**Stored records**
==============================

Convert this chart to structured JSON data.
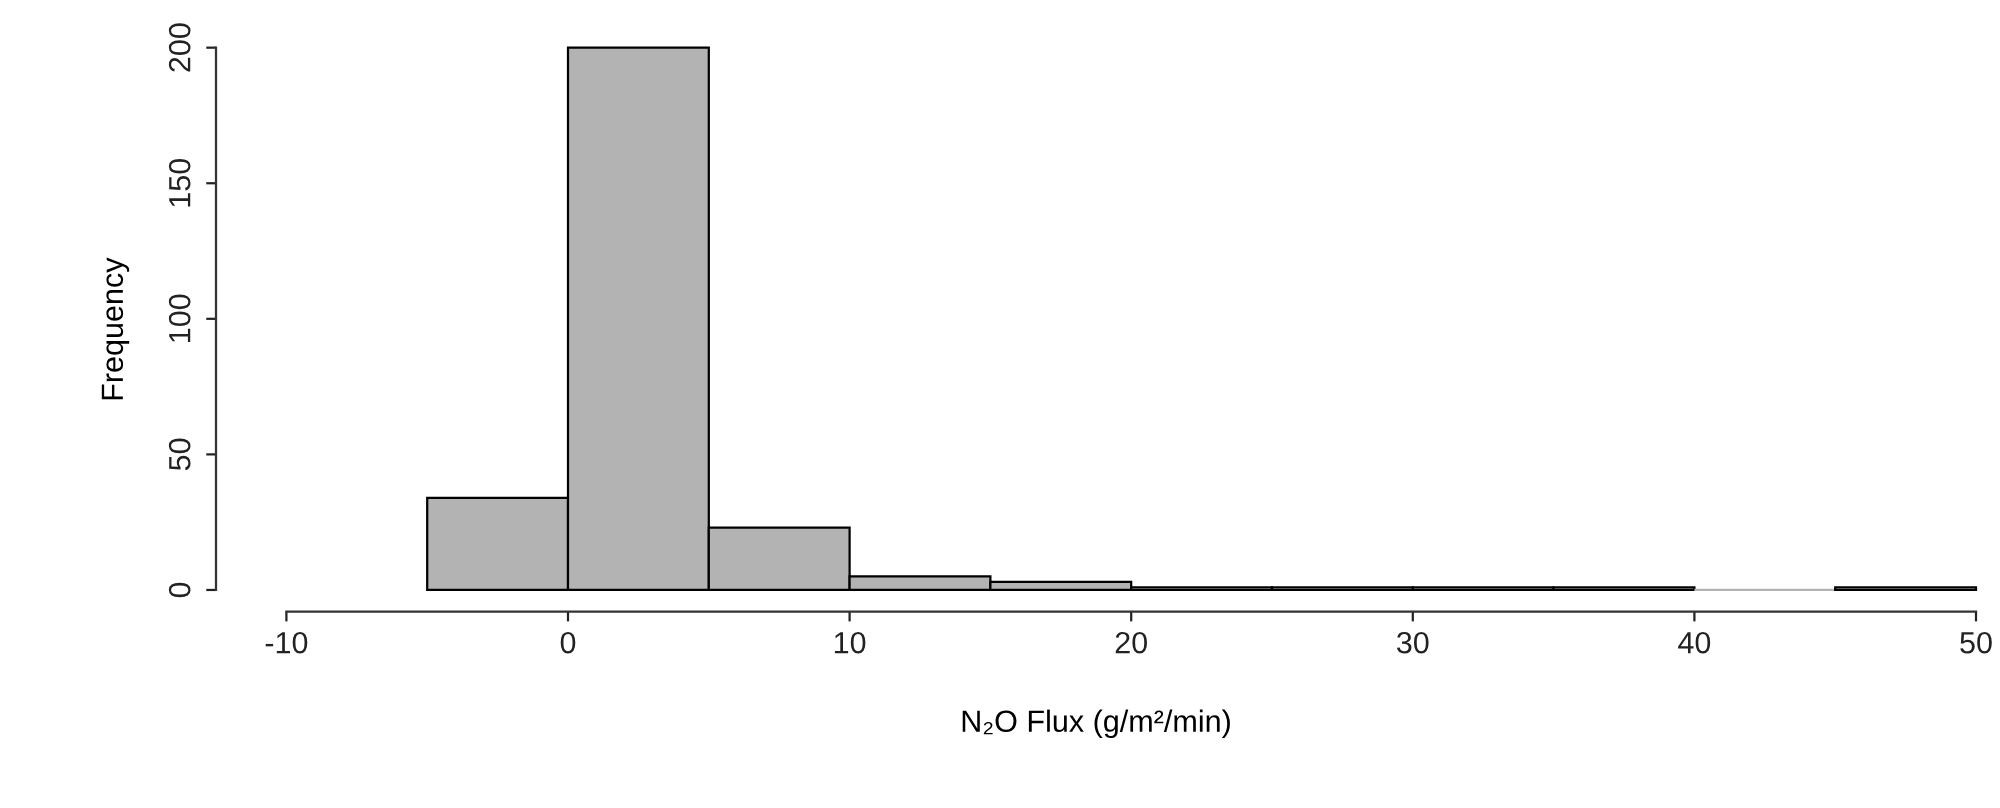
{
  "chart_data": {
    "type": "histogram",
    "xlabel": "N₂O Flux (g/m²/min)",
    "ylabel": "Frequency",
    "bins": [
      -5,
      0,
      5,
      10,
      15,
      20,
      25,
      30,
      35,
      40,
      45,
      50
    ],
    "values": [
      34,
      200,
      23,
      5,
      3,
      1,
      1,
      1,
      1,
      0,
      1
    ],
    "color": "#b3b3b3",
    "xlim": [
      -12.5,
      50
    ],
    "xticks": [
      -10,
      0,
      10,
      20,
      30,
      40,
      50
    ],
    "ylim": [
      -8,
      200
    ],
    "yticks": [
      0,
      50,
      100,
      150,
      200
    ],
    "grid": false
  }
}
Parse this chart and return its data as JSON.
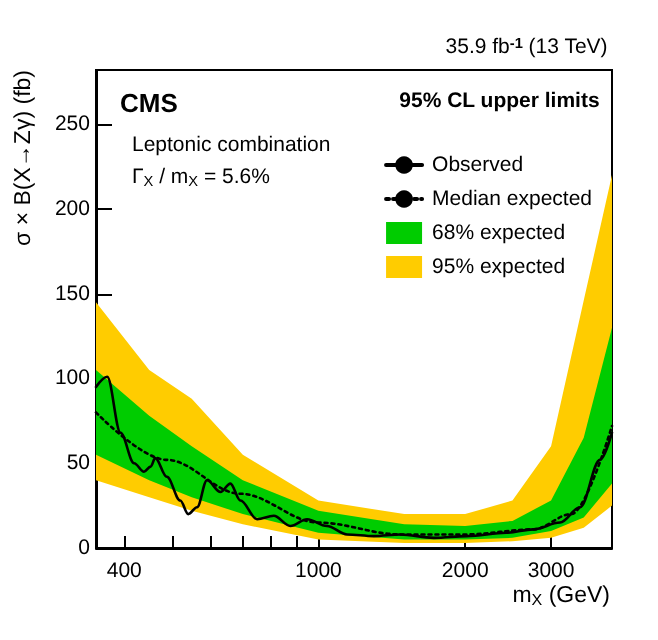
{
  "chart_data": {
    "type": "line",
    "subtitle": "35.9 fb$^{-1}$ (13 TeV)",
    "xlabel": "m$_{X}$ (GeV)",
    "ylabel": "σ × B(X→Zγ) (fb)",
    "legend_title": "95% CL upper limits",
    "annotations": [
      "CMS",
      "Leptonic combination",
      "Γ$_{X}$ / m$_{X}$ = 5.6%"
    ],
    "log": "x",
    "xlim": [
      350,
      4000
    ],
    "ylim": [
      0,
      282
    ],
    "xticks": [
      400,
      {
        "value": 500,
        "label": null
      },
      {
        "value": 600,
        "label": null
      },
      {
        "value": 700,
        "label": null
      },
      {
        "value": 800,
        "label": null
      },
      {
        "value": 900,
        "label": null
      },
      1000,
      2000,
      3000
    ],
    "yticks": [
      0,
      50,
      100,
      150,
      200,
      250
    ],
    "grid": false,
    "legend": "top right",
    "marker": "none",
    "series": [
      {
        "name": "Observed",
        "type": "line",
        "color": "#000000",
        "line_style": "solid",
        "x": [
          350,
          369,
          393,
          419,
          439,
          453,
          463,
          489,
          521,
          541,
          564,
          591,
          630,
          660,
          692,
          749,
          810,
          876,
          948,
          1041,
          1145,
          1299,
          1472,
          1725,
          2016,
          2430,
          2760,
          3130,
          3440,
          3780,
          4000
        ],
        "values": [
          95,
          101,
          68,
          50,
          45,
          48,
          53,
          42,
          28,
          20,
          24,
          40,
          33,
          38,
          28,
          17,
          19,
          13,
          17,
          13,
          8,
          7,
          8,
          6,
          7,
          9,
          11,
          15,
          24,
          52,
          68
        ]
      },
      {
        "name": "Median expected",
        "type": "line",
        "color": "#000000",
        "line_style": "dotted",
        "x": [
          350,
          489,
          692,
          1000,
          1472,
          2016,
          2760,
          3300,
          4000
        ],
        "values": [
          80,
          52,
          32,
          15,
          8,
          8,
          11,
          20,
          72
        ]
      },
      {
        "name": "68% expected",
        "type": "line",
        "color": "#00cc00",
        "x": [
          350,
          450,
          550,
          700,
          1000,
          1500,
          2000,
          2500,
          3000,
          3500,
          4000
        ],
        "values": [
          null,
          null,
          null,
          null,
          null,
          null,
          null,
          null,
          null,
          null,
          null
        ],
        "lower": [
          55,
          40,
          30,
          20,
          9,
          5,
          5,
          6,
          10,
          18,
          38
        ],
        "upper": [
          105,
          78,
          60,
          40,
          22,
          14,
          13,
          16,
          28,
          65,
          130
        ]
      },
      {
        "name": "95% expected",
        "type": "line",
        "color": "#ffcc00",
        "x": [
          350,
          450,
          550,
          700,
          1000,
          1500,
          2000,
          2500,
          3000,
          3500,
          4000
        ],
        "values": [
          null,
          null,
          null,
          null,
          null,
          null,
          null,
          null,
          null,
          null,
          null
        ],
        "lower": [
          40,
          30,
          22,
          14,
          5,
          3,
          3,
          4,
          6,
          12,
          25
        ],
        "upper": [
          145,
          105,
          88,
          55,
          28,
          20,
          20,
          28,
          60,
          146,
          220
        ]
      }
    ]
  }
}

==============================

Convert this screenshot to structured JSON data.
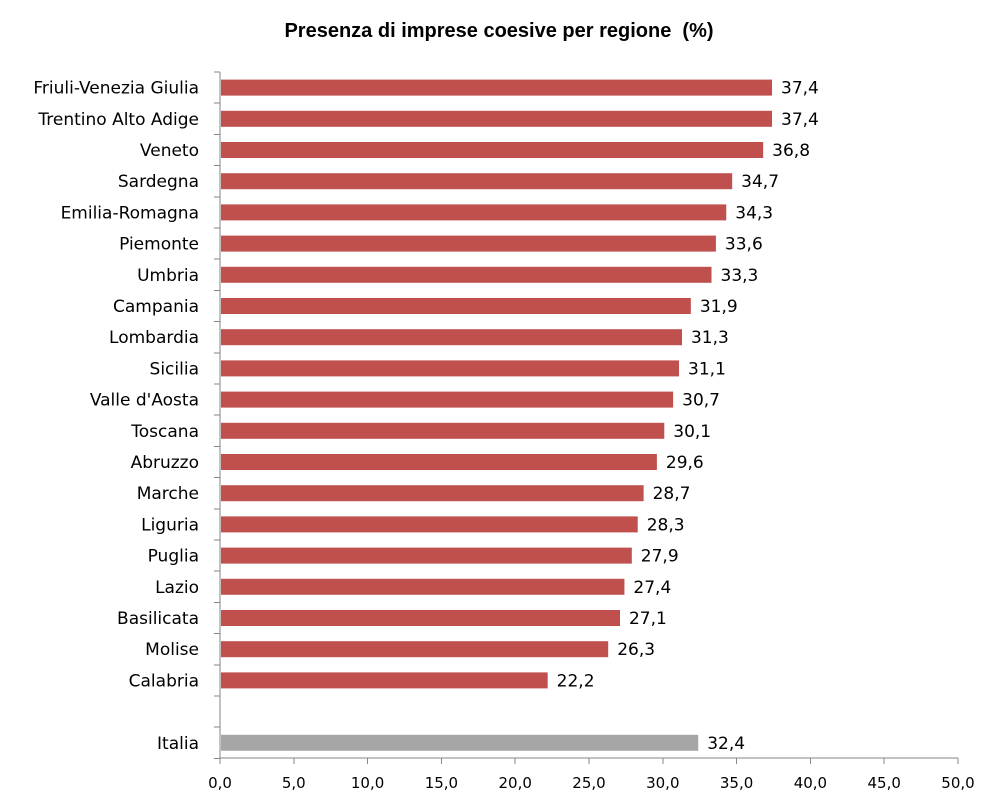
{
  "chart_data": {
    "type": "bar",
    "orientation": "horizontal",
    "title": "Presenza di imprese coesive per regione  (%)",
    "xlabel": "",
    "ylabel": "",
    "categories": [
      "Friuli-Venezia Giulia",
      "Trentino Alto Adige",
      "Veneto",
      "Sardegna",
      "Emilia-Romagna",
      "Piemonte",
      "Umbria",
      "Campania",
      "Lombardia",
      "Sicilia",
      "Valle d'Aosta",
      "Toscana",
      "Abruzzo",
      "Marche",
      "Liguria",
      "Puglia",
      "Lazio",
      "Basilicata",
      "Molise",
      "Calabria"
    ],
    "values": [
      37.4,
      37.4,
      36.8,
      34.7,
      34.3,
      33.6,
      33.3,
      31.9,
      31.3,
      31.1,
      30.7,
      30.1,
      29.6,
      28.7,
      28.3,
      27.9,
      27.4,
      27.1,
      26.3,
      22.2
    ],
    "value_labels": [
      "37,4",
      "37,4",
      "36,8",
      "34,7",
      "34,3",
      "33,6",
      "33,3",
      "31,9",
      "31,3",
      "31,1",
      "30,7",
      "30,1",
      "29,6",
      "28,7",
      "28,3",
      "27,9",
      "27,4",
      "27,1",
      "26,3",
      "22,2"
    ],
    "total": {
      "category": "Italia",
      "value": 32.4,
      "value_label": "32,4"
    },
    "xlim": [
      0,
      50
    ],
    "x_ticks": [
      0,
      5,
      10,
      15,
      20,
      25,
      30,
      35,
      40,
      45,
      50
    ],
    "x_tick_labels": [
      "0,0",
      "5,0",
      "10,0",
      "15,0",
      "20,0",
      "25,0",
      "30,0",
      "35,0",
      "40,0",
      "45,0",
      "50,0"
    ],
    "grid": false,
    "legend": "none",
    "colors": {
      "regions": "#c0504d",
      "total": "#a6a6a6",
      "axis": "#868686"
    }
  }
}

==============================

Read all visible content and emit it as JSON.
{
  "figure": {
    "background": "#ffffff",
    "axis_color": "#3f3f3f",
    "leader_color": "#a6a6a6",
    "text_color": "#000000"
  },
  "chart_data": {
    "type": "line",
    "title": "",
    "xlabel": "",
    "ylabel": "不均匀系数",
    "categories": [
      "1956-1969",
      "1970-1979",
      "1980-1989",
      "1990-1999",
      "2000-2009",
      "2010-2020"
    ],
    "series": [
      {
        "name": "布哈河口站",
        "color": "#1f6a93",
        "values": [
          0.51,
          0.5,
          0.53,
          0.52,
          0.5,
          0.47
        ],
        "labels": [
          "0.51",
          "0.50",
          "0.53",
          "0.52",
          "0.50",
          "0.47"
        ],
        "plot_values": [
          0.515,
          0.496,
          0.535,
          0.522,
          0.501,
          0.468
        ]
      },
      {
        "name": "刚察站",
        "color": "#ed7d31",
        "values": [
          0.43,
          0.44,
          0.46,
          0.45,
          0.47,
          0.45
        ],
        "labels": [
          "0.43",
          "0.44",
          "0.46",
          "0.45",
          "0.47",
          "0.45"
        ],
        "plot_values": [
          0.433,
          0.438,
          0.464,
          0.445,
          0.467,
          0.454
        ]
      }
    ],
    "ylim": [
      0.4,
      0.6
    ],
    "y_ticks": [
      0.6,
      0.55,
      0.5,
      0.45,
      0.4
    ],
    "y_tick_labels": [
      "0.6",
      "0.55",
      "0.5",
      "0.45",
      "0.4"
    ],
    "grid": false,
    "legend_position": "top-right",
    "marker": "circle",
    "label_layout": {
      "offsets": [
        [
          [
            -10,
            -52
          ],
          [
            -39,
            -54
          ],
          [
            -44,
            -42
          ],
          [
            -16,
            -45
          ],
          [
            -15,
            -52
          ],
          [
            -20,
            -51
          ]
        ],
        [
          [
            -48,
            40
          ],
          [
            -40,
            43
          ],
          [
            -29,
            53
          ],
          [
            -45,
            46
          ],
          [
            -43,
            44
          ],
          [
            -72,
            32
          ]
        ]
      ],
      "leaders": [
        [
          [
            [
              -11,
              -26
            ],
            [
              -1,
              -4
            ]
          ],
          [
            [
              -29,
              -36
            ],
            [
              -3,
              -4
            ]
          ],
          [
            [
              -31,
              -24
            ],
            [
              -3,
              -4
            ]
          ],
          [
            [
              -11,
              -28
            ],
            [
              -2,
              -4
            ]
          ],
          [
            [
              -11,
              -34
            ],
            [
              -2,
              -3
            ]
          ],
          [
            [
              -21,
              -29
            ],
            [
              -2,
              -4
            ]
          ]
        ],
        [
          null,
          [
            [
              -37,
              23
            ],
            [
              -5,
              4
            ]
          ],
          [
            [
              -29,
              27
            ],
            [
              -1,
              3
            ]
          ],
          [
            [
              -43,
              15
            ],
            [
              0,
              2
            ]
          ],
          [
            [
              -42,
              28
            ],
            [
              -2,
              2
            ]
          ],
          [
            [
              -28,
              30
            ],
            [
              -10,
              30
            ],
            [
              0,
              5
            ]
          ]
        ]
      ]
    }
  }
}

==============================

In the listing, find every line containing the word "right" and list it.

**The output**
    "legend": "top right",
    "legend_position": "top-right",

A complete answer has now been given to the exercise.